>> start ITEMS
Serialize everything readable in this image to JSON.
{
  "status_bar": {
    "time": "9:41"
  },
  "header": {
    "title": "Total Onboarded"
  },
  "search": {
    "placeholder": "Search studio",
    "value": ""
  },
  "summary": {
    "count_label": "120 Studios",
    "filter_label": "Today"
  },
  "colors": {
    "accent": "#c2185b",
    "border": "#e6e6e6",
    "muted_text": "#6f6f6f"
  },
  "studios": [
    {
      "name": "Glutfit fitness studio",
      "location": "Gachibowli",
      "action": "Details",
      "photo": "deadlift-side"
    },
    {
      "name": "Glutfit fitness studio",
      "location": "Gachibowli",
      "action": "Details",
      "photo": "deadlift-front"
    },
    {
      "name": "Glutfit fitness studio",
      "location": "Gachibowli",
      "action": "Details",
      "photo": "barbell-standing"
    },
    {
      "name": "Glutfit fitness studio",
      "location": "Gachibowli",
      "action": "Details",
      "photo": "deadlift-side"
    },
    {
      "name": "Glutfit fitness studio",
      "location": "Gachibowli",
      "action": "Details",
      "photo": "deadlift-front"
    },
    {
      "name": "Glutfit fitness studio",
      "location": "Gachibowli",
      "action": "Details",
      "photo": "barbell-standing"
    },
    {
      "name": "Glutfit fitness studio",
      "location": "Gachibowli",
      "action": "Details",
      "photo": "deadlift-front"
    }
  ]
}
>> end ITEMS
(EXERCISE AIM): Each record must be returned exactly as it is written.

(ANSWER TO THIS PROBLEM):
Serialize everything readable in this image to JSON.
{
  "status_bar": {
    "time": "9:41"
  },
  "header": {
    "title": "Total Onboarded"
  },
  "search": {
    "placeholder": "Search studio",
    "value": ""
  },
  "summary": {
    "count_label": "120 Studios",
    "filter_label": "Today"
  },
  "colors": {
    "accent": "#c2185b",
    "border": "#e6e6e6",
    "muted_text": "#6f6f6f"
  },
  "studios": [
    {
      "name": "Glutfit fitness studio",
      "location": "Gachibowli",
      "action": "Details",
      "photo": "deadlift-side"
    },
    {
      "name": "Glutfit fitness studio",
      "location": "Gachibowli",
      "action": "Details",
      "photo": "deadlift-front"
    },
    {
      "name": "Glutfit fitness studio",
      "location": "Gachibowli",
      "action": "Details",
      "photo": "barbell-standing"
    },
    {
      "name": "Glutfit fitness studio",
      "location": "Gachibowli",
      "action": "Details",
      "photo": "deadlift-side"
    },
    {
      "name": "Glutfit fitness studio",
      "location": "Gachibowli",
      "action": "Details",
      "photo": "deadlift-front"
    },
    {
      "name": "Glutfit fitness studio",
      "location": "Gachibowli",
      "action": "Details",
      "photo": "barbell-standing"
    },
    {
      "name": "Glutfit fitness studio",
      "location": "Gachibowli",
      "action": "Details",
      "photo": "deadlift-front"
    }
  ]
}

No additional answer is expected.